◆ Aim ◆
Extract all lines in the data that contain the word "panel".
Start of The input
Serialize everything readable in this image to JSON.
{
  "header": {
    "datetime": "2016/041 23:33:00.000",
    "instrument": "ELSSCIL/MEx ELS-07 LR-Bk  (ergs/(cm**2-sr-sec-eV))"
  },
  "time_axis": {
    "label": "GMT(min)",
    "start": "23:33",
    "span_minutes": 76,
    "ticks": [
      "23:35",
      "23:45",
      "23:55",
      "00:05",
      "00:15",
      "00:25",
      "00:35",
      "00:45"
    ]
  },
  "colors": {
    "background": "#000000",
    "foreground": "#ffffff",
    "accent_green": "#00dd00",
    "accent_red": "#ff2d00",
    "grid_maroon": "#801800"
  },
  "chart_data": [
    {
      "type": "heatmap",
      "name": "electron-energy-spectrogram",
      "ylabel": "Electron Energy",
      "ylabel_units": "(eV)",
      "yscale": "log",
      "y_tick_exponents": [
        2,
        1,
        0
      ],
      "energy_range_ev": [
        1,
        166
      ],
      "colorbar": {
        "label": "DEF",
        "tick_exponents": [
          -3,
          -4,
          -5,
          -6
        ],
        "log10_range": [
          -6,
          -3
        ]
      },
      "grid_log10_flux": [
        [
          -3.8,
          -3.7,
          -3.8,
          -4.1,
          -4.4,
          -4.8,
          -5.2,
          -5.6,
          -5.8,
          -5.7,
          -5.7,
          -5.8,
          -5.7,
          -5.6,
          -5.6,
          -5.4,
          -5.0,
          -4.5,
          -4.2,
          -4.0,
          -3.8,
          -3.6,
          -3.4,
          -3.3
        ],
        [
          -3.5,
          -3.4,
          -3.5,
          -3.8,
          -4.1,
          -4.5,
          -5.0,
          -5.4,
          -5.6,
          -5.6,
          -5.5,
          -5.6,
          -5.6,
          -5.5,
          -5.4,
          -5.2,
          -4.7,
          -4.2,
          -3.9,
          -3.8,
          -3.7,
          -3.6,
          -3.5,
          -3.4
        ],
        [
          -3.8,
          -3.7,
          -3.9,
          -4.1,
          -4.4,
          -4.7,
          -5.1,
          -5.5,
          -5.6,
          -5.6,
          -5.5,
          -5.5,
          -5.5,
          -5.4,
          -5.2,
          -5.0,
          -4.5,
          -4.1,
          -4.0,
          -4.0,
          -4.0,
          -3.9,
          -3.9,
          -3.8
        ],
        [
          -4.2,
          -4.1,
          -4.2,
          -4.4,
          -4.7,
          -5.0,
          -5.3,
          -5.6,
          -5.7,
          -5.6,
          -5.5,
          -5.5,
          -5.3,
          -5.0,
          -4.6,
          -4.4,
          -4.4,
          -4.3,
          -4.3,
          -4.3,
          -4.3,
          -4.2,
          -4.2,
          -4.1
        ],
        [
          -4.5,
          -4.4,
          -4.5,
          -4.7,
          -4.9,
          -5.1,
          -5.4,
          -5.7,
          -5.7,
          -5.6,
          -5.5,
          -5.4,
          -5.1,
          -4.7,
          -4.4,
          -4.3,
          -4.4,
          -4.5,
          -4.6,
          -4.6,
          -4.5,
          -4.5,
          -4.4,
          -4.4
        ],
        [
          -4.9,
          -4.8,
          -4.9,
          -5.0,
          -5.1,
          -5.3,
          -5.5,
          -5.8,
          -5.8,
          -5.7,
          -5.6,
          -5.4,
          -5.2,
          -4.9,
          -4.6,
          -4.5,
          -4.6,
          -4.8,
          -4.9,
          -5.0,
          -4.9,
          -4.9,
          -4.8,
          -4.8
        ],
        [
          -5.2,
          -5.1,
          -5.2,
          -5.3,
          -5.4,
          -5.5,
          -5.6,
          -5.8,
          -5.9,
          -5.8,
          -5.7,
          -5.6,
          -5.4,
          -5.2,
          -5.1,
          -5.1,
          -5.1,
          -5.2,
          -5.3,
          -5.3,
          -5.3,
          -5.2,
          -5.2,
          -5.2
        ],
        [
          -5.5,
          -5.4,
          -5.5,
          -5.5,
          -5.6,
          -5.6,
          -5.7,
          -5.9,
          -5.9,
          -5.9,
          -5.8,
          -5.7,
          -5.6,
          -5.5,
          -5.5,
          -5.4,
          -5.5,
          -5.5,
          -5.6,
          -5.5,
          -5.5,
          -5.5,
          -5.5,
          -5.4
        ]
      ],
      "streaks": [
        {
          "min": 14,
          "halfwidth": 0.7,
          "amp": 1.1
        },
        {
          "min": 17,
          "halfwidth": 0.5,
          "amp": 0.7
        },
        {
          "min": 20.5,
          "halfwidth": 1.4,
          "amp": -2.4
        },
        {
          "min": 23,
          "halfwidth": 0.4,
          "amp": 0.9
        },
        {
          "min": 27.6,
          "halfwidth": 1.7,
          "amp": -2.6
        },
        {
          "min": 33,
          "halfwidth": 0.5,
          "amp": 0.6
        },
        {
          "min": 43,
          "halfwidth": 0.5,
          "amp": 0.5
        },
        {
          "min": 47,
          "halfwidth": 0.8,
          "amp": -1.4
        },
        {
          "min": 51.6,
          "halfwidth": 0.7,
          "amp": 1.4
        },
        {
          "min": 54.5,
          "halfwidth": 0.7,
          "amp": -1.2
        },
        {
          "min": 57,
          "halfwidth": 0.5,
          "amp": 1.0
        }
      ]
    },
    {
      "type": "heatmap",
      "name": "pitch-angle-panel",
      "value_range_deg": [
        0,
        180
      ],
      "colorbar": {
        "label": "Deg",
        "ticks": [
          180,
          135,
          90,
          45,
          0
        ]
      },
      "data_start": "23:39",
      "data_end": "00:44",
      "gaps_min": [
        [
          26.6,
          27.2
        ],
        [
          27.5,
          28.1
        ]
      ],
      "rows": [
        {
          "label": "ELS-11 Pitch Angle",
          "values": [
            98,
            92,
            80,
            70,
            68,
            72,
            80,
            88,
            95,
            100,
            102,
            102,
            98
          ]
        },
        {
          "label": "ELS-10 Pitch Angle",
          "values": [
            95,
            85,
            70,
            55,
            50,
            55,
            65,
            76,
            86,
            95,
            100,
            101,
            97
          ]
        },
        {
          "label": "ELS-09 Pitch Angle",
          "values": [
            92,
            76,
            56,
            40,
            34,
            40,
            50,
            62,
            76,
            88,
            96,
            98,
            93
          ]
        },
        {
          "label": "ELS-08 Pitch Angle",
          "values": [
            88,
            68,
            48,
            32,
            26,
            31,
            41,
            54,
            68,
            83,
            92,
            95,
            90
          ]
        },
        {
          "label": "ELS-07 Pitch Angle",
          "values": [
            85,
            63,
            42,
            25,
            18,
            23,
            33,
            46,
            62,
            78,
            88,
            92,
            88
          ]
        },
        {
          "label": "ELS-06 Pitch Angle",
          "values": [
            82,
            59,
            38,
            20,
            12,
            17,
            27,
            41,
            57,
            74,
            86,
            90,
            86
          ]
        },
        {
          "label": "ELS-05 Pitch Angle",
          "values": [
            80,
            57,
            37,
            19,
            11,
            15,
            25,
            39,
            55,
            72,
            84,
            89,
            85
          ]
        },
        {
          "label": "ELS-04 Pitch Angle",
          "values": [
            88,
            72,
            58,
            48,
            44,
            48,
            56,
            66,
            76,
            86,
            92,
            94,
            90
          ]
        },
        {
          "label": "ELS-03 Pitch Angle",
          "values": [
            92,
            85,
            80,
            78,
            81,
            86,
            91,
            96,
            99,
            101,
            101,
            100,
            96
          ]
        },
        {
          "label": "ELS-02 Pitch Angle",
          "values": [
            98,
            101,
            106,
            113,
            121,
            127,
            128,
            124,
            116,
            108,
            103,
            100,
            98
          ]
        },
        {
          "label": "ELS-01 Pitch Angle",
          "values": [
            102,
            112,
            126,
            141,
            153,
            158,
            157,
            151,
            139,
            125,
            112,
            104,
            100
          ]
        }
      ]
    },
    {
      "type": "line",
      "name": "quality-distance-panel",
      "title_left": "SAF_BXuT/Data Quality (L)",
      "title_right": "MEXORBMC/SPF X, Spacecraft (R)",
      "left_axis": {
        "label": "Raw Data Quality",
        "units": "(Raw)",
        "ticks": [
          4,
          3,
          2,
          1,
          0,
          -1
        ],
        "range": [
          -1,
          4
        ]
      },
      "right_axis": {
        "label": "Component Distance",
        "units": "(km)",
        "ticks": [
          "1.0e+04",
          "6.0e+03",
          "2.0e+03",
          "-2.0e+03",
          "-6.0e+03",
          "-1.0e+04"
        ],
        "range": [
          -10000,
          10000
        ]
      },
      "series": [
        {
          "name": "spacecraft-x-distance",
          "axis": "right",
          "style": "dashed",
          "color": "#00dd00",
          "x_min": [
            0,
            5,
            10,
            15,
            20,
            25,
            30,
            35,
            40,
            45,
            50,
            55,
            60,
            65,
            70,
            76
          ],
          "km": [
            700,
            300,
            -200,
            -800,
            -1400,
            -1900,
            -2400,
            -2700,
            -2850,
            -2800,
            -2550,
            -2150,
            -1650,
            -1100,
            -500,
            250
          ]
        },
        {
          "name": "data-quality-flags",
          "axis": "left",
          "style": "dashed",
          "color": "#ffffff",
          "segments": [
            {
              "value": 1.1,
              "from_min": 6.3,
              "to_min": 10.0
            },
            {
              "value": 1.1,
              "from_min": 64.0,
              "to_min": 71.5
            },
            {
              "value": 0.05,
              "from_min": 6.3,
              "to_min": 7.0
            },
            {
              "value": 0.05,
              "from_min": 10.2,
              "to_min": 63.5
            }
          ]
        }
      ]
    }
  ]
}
End of The input
◆ The completed task ◆
      "name": "pitch-angle-panel",
      "name": "quality-distance-panel",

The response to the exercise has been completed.